— YOUR TASK —
Copy every line of the records below where the word "ἐπεὶ" occurs.

— MATERIAL FOR THIS TASK —
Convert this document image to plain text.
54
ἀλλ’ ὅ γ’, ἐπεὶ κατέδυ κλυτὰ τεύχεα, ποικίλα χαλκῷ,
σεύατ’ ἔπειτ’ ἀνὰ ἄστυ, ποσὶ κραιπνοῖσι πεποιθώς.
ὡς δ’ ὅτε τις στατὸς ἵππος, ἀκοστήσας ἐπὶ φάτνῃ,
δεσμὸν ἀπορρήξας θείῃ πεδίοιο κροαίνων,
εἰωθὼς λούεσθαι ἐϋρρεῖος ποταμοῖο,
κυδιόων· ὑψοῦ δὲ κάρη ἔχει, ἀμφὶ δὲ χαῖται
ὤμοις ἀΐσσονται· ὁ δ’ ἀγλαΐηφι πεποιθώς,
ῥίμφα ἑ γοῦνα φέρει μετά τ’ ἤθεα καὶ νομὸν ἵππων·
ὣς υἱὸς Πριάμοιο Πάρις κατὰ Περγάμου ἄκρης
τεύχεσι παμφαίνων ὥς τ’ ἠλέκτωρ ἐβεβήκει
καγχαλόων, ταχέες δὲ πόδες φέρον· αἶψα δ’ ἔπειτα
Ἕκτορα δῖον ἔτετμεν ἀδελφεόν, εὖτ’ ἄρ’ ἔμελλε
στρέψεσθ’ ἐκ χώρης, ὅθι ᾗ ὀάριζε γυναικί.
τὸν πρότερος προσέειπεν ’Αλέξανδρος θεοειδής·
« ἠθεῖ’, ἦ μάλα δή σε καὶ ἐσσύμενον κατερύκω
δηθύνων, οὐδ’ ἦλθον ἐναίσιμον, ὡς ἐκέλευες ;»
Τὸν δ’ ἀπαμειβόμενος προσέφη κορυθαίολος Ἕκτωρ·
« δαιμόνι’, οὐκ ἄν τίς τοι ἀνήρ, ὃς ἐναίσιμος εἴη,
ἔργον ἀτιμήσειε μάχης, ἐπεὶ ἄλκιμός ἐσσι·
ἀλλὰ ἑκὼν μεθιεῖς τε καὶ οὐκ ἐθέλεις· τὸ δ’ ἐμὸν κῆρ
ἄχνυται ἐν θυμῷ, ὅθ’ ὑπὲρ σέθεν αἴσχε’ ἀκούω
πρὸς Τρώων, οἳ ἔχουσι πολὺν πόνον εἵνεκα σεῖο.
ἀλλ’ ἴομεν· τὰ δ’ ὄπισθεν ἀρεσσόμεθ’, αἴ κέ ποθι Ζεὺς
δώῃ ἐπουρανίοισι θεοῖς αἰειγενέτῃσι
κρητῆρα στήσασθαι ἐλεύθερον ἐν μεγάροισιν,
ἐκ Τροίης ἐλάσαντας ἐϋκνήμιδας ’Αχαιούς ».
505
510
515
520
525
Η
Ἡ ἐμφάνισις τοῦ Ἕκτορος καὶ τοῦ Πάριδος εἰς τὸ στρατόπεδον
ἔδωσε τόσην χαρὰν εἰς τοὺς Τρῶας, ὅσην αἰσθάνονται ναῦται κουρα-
==
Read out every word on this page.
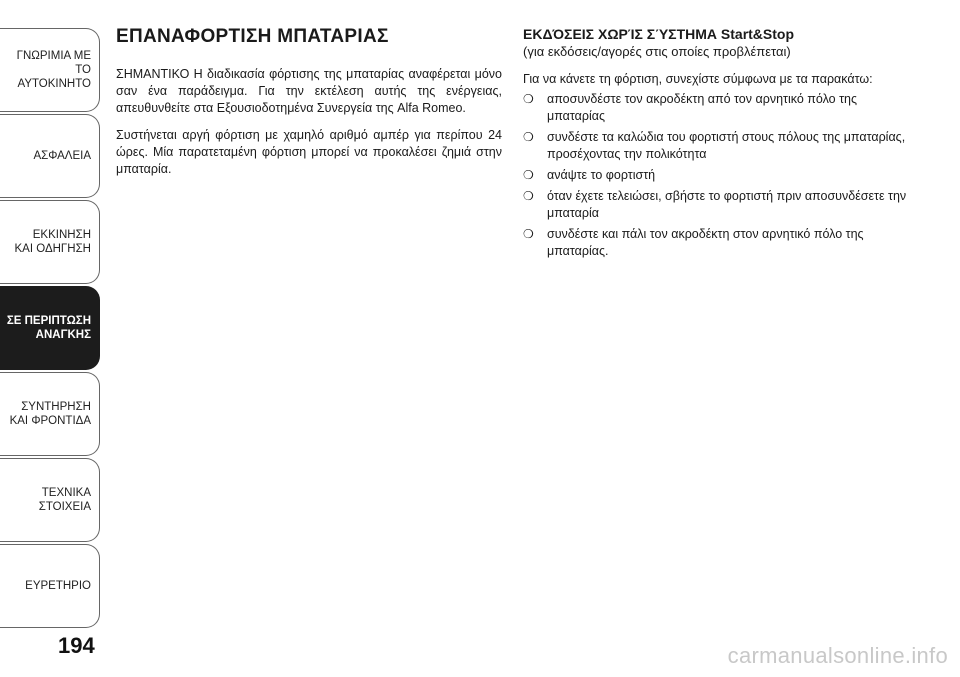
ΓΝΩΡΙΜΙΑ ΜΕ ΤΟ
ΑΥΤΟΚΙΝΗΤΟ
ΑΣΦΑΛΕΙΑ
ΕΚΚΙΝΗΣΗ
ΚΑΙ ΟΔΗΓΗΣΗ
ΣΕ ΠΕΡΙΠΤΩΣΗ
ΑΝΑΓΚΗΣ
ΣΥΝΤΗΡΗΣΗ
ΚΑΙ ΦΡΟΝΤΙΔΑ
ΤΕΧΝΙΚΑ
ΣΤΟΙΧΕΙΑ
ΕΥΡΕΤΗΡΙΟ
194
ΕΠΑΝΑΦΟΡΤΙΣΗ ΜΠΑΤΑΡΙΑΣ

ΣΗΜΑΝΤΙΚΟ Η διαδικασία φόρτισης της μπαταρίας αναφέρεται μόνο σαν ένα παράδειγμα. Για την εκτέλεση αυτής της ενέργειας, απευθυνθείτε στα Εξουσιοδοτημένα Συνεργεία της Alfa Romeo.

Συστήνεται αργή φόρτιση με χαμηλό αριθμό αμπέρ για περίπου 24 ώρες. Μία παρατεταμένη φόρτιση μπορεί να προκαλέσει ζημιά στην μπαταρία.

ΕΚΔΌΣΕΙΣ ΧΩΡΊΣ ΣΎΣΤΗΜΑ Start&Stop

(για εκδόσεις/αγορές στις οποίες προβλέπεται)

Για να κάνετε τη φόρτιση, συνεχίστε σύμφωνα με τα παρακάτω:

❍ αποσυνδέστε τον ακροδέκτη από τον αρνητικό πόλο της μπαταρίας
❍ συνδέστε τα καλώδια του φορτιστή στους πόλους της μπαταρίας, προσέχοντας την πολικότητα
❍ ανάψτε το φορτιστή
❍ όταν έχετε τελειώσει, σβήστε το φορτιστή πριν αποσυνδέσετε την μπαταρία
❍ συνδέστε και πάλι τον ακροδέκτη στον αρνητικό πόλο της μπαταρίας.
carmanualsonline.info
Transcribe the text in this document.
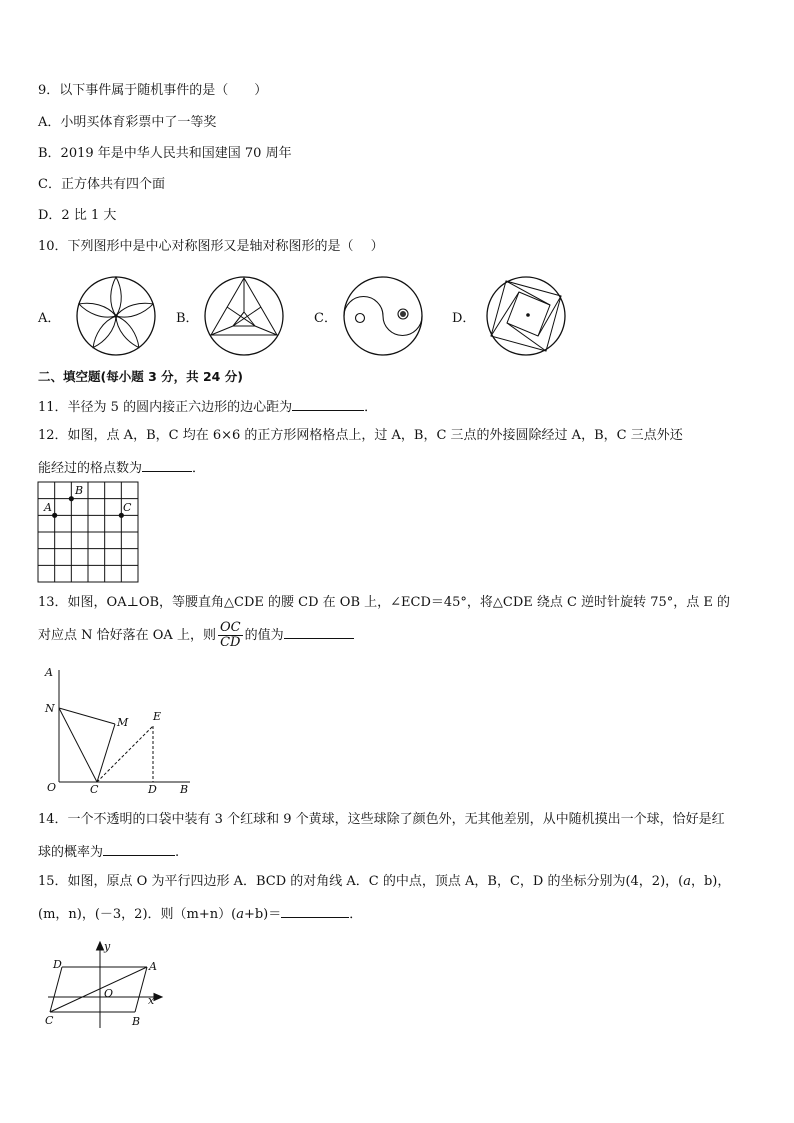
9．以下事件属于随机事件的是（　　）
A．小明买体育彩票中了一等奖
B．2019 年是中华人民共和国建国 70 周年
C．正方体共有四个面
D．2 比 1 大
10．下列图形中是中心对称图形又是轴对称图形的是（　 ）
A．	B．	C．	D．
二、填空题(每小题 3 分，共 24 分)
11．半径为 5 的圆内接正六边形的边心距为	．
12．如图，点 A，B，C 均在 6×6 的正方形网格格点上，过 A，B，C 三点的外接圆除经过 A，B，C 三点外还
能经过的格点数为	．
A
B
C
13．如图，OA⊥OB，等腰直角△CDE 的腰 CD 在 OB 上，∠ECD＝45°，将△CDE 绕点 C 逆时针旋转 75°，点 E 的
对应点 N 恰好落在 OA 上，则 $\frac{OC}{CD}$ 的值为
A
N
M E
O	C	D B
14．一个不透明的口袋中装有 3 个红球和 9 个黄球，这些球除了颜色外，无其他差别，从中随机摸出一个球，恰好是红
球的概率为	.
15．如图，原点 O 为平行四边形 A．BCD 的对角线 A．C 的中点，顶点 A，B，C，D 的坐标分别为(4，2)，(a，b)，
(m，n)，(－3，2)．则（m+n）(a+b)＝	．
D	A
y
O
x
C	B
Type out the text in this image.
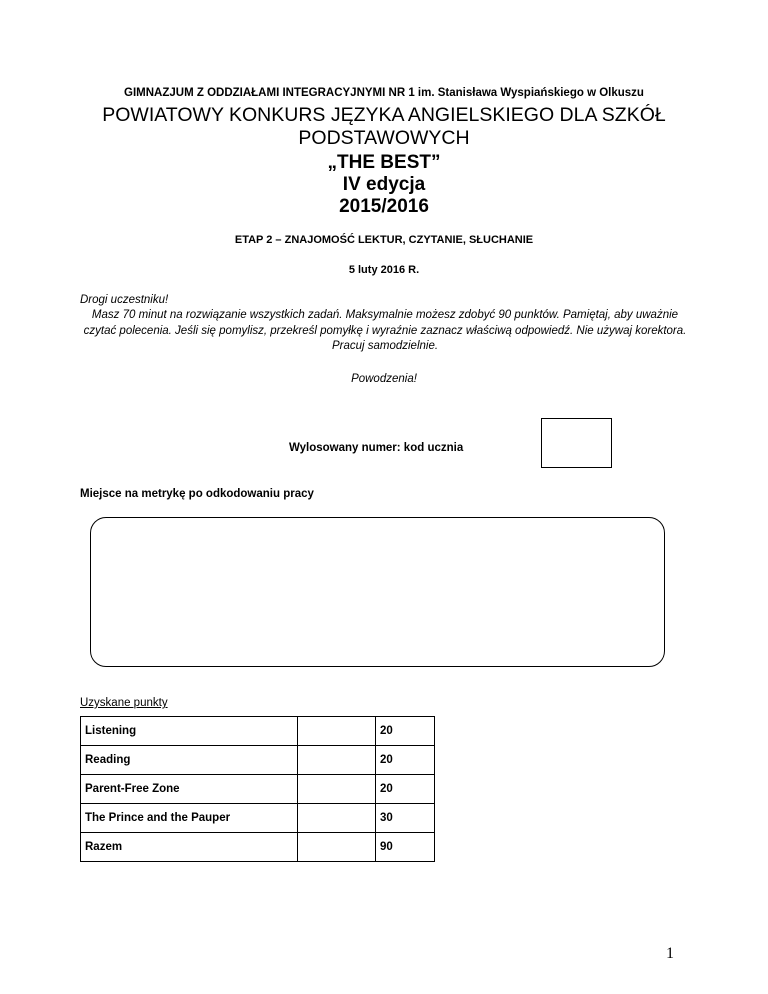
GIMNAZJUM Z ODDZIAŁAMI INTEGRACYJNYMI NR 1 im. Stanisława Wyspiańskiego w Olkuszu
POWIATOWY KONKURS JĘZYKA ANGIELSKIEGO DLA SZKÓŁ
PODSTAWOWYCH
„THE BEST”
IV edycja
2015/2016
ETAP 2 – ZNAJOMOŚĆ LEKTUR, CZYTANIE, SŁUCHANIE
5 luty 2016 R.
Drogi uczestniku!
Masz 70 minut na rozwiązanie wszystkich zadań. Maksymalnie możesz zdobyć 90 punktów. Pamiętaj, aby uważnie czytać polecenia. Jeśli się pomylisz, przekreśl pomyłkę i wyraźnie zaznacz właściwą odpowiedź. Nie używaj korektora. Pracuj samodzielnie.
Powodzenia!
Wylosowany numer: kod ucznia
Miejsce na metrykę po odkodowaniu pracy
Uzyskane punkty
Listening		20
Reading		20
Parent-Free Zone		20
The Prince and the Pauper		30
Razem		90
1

— WRITTEN ANSWER —
ἀλλ’ ὅ γ’, ἐπεὶ κατέδυ κλυτὰ τεύχεα, ποικίλα χαλκῷ,
ἔργον ἀτιμήσειε μάχης, ἐπεὶ ἄλκιμός ἐσσι·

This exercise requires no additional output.